» **Задание a**
Согласуются ли с отрывком о майском дожде и памяти три утверждения: (i) штанишки штопает Настя; (ii) майский дождь был коротким; (iii) время держится памятью? Для каждого ответьте «да» или «нет» и дословно приведите слова отрывка, которые это решают.

» **Исходный отрывок**
+++++
Так хорошо всегда бывает на душе после церкви! Такой мир в душе, тепло, упование и надежда!… Как славно распускаются нынче листочки! Все деревья – в зелёной дымке. Только что прошёл светлый и прозрачный короткий и такой свежий майский дождь. Из окна тянет майской дождевой свежестью. Рай где-то так близко… Я разбираю журналы старые. Алеся штопает мои штанишки. Настя спит. За окном – птичье щебетание. Господи, выведи нас к Тебе, в Твои обители прозрачности и свежести и миллионов оттенков света.

Всё нехорошее должно быть предано забвению. Преображение мира начинается с преображения прошлого в памяти. Сначала бездна закрывается внутри нас, а потом распахивается иная бездна – бездна света. Если тьмы внутри нет, то ты её уже не будешь помнить, не сможешь вспомнить, будто её и не было. И вправду ведь не было. Таков смысл времени, или часть смысла. Время держится памятью. Нет памяти – нет времени, нет того, что не осталось в памяти. А известно, что всё плохое забывается.
+++++
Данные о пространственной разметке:
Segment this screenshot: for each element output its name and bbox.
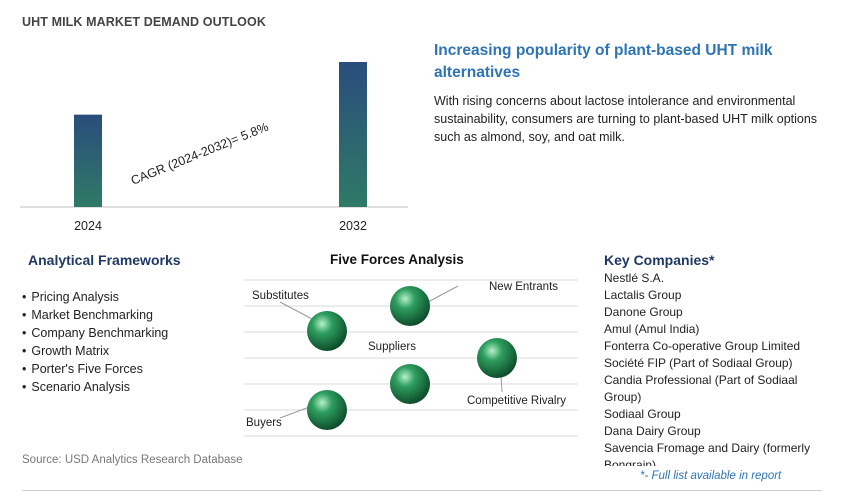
bar-2024: [74, 114, 102, 207]
chart-title: UHT MILK MARKET DEMAND OUTLOOK: [22, 15, 266, 29]
insight-description: With rising concerns about lactose intol…: [434, 94, 818, 144]
company-item: Amul (Amul India): [604, 322, 700, 336]
company-item: Lactalis Group: [604, 288, 682, 302]
x-tick-label: 2024: [74, 219, 102, 233]
company-item: Savencia Fromage and Dairy (formerly Bon…: [604, 441, 811, 466]
company-item: Nestlé S.A.: [604, 271, 665, 285]
framework-item: Company Benchmarking: [22, 324, 168, 342]
framework-item: Porter's Five Forces: [22, 360, 168, 378]
company-item: Société FIP (Part of Sodiaal Group): [604, 356, 793, 370]
buyers-sphere: [307, 390, 347, 430]
insight-headline: Increasing popularity of plant-based UHT…: [434, 42, 773, 81]
source-note: Source: USD Analytics Research Database: [22, 454, 243, 466]
suppliers-sphere: [390, 364, 430, 404]
five-forces-title: Five Forces Analysis: [330, 252, 464, 267]
bar-2032: [339, 62, 367, 207]
framework-item: Growth Matrix: [22, 342, 168, 360]
competitive-rivalry-sphere: [477, 338, 517, 378]
company-item: Candia Professional (Part of Sodiaal Gro…: [604, 373, 798, 404]
new-entrants-label: New Entrants: [489, 281, 558, 293]
bottom-divider: [22, 490, 822, 491]
company-item: Danone Group: [604, 305, 683, 319]
framework-item: Pricing Analysis: [22, 288, 168, 306]
substitutes-label: Substitutes: [252, 290, 309, 302]
key-companies-list: Nestlé S.A. Lactalis Group Danone Group Amu…: [604, 270, 819, 466]
analytical-frameworks-title: Analytical Frameworks: [28, 252, 181, 268]
cagr-annotation: CAGR (2024-2032)= 5.8%: [129, 120, 271, 188]
company-item: Dana Dairy Group: [604, 424, 701, 438]
company-item: Sodiaal Group: [604, 407, 681, 421]
key-companies-title: Key Companies*: [604, 252, 715, 268]
company-item: Fonterra Co-operative Group Limited: [604, 339, 801, 353]
full-list-footnote[interactable]: *- Full list available in report: [640, 470, 782, 482]
five-forces-diagram: Substitutes New Entrants Suppliers Compe…: [244, 279, 578, 437]
new-entrants-sphere: [390, 286, 430, 326]
suppliers-label: Suppliers: [368, 341, 416, 353]
framework-item: Scenario Analysis: [22, 378, 168, 396]
analytical-frameworks-list: Pricing AnalysisMarket BenchmarkingCompa…: [22, 288, 168, 396]
competitive-rivalry-label: Competitive Rivalry: [467, 395, 566, 407]
demand-bar-chart: 2024 2032 CAGR (2024-2032)= 5.8%: [20, 62, 408, 233]
x-tick-label: 2032: [339, 219, 367, 233]
substitutes-sphere: [307, 311, 347, 351]
framework-item: Market Benchmarking: [22, 306, 168, 324]
buyers-label: Buyers: [246, 417, 282, 429]
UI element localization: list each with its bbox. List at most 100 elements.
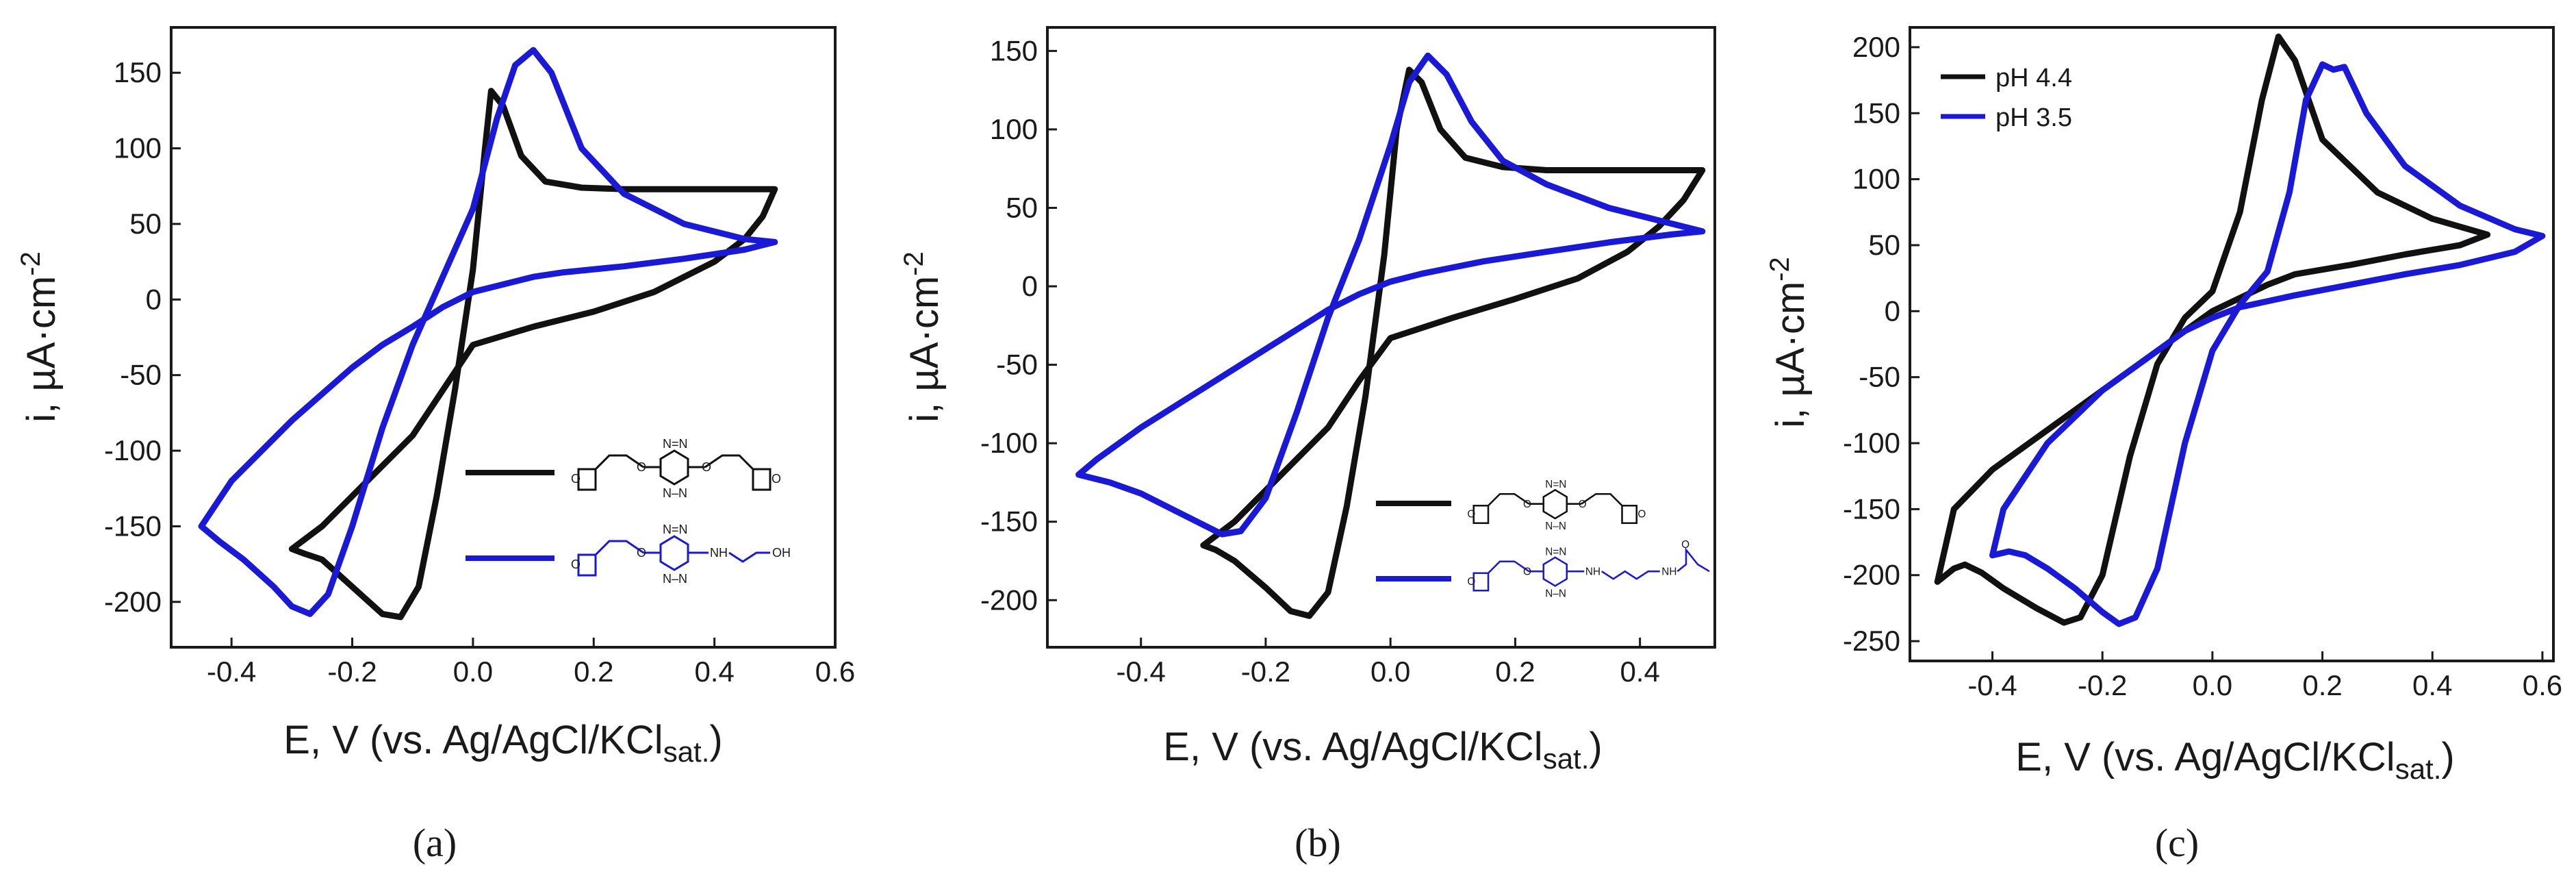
svg-text:N–N: N–N — [663, 486, 687, 500]
panel-b-frame — [1046, 26, 1716, 649]
panel-a-x-axis-title: E, V (vs. Ag/AgCl/KClsat.) — [283, 718, 722, 768]
panel-a-y-tick-label: 150 — [114, 56, 162, 88]
panel-c-ticks: -0.4 -0.2 0.0 0.2 0.4 0.6 -250 -200 -150 -100 -50 0… — [1843, 31, 2562, 701]
panel-a-series-blue-line — [198, 47, 778, 617]
panel-b-ticks: -0.4 -0.2 0.0 0.2 0.4 -200 -150 -100 -50 0 50 100 15… — [980, 34, 1660, 688]
svg-text:O: O — [637, 460, 646, 474]
panel-c-y-tick-label: -250 — [1843, 625, 1900, 657]
panel-b-y-tick-label: 0 — [1022, 270, 1038, 302]
panel-b-y-tick-label: 100 — [990, 113, 1038, 145]
panel-a-y-tick-label: -200 — [104, 586, 162, 618]
svg-text:N–N: N–N — [1545, 521, 1566, 532]
panel-c-x-tick-label: -0.2 — [2078, 669, 2127, 701]
panel-b-x-tick-label: 0.4 — [1620, 655, 1659, 688]
panel-c-x-tick-label: 0.6 — [2523, 669, 2562, 701]
panel-a-y-tick-label: -50 — [120, 359, 162, 391]
svg-text:O: O — [571, 558, 581, 571]
panel-c-x-tick-label: -0.4 — [1967, 669, 2017, 701]
panel-a-y-tick-label: 50 — [129, 208, 162, 240]
svg-text:N–N: N–N — [663, 572, 687, 586]
svg-text:O: O — [1467, 576, 1475, 588]
panel-c-frame — [1909, 26, 2555, 662]
panel-b-legend: O O O O N=N N–N O O NH NH O N=N — [1376, 479, 1710, 600]
svg-text:NH: NH — [710, 546, 728, 560]
svg-text:N–N: N–N — [1545, 588, 1566, 600]
svg-text:O: O — [1681, 539, 1689, 551]
svg-text:OH: OH — [772, 546, 791, 560]
svg-text:N=N: N=N — [1545, 546, 1566, 558]
panel-a-caption: (a) — [413, 821, 457, 865]
panel-a: -0.4 -0.2 0.0 0.2 0.4 0.6 -200 -150 -100 -50 0 50 10… — [16, 26, 855, 865]
panel-a-y-tick-label: 100 — [114, 132, 162, 164]
svg-text:NH: NH — [1585, 566, 1601, 577]
svg-text:N=N: N=N — [663, 523, 688, 536]
panel-a-x-tick-label: 0.2 — [574, 655, 613, 688]
svg-text:N=N: N=N — [663, 437, 688, 451]
panel-c-y-tick-label: 0 — [1885, 295, 1900, 327]
panel-c-x-axis-title: E, V (vs. Ag/AgCl/KClsat.) — [2015, 735, 2454, 785]
panel-b-y-tick-label: 150 — [990, 34, 1038, 66]
panel-a-frame — [170, 26, 837, 649]
panel-c-x-tick-label: 0.4 — [2412, 669, 2452, 701]
panel-b-y-axis-title: i, µA·cm-2 — [899, 251, 947, 422]
panel-c-y-tick-label: -200 — [1843, 559, 1900, 591]
tetrazine-structure-blue: O O NH OH N=N N–N — [571, 523, 791, 586]
svg-text:O: O — [1579, 499, 1587, 510]
panel-c-curves — [1934, 34, 2546, 627]
panel-a-y-tick-label: -150 — [104, 510, 162, 542]
panel-b-x-tick-label: -0.4 — [1116, 655, 1165, 688]
panel-c-y-tick-label: 150 — [1852, 97, 1900, 129]
panel-c-x-tick-label: 0.2 — [2302, 669, 2342, 701]
panel-b: -0.4 -0.2 0.0 0.2 0.4 -200 -150 -100 -50 0 50 100 15… — [899, 26, 1716, 865]
svg-text:O: O — [637, 546, 646, 560]
svg-text:O: O — [1523, 566, 1531, 577]
svg-text:O: O — [571, 472, 581, 486]
panel-c-y-tick-label: -50 — [1859, 361, 1900, 393]
panel-b-x-tick-label: 0.0 — [1370, 655, 1410, 688]
panel-a-x-tick-label: 0.0 — [453, 655, 493, 688]
panel-c-y-tick-label: 50 — [1868, 229, 1900, 261]
svg-text:O: O — [771, 472, 781, 486]
panel-c-caption: (c) — [2155, 821, 2199, 865]
panel-c-y-tick-label: -150 — [1843, 492, 1900, 525]
tetrazine-structure-blue: O O NH NH O N=N N–N — [1467, 539, 1710, 600]
panel-c-y-tick-label: -100 — [1843, 427, 1900, 459]
panel-b-y-tick-label: -150 — [980, 505, 1038, 538]
svg-text:O: O — [1637, 508, 1646, 520]
panel-b-caption: (b) — [1295, 821, 1341, 865]
panel-a-x-tick-label: -0.4 — [207, 655, 256, 688]
panel-b-x-axis-title: E, V (vs. Ag/AgCl/KClsat.) — [1163, 725, 1602, 775]
panel-a-x-tick-label: 0.6 — [815, 655, 855, 688]
panel-b-y-tick-label: -200 — [980, 584, 1038, 616]
panel-a-x-tick-label: 0.4 — [694, 655, 734, 688]
panel-a-y-tick-label: -100 — [104, 434, 162, 466]
panel-b-y-tick-label: 50 — [1006, 191, 1038, 223]
panel-a-y-tick-label: 0 — [146, 283, 162, 315]
panel-c-y-tick-label: 100 — [1852, 163, 1900, 195]
panel-b-curves — [1075, 52, 1706, 619]
tetrazine-structure-black: O O O O N=N N–N — [1467, 479, 1646, 532]
panel-c-x-tick-label: 0.0 — [2193, 669, 2232, 701]
panel-a-series-black-line — [288, 88, 778, 621]
panel-b-x-tick-label: -0.2 — [1241, 655, 1290, 688]
panel-b-y-tick-label: -50 — [996, 349, 1038, 381]
panel-a-x-tick-label: -0.2 — [327, 655, 377, 688]
svg-text:O: O — [1523, 499, 1531, 510]
panel-c-legend: pH 4.4 pH 3.5 — [1941, 64, 2072, 132]
svg-text:NH: NH — [1661, 566, 1676, 577]
panel-b-x-tick-label: 0.2 — [1495, 655, 1535, 688]
panel-c-series-blue-line — [1989, 61, 2546, 627]
panel-b-series-black-line — [1200, 66, 1706, 619]
panel-a-legend: O O O O N=N N–N O O NH OH N=N N–N — [466, 437, 791, 586]
svg-text:N=N: N=N — [1545, 479, 1566, 490]
panel-a-ticks: -0.4 -0.2 0.0 0.2 0.4 0.6 -200 -150 -100 -50 0 50 10… — [104, 56, 855, 688]
panel-b-y-tick-label: -100 — [980, 427, 1038, 459]
panel-a-curves — [198, 47, 778, 621]
panel-b-series-blue-line — [1075, 52, 1706, 538]
panel-c: -0.4 -0.2 0.0 0.2 0.4 0.6 -250 -200 -150 -100 -50 0… — [1765, 26, 2562, 865]
svg-text:O: O — [1467, 508, 1475, 520]
panel-c-y-axis-title: i, µA·cm-2 — [1765, 257, 1813, 427]
tetrazine-structure-black: O O O O N=N N–N — [571, 437, 781, 500]
panel-c-legend-label-ph35: pH 3.5 — [1995, 103, 2072, 132]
+++++
» **Задание b**
Перепишите из записей без изменений всё, что идёт от строки с «svg-text:N–N: N–N — [663, 486, 687, 500]» вниз до строки с «panel-a-series-blue-line — [198, 47, 778, 617]», включая обе эти строки.

» **Полный ответ a**
(i) Нет: «Алеся штопает мои штанишки.»
(ii) Да: «Только что прошёл светлый и прозрачный короткий и такой свежий майский дождь.»
(iii) Да: «Время держится памятью.»

» **Полный ответ b**
svg-text:N–N: N–N — [663, 486, 687, 500]
panel-b-frame — [1046, 26, 1716, 649]
panel-a-x-axis-title: E, V (vs. Ag/AgCl/KClsat.) — [283, 718, 722, 768]
panel-a-y-tick-label: 150 — [114, 56, 162, 88]
panel-c-ticks: -0.4 -0.2 0.0 0.2 0.4 0.6 -250 -200 -150 -100 -50 0… — [1843, 31, 2562, 701]
panel-a-series-blue-line — [198, 47, 778, 617]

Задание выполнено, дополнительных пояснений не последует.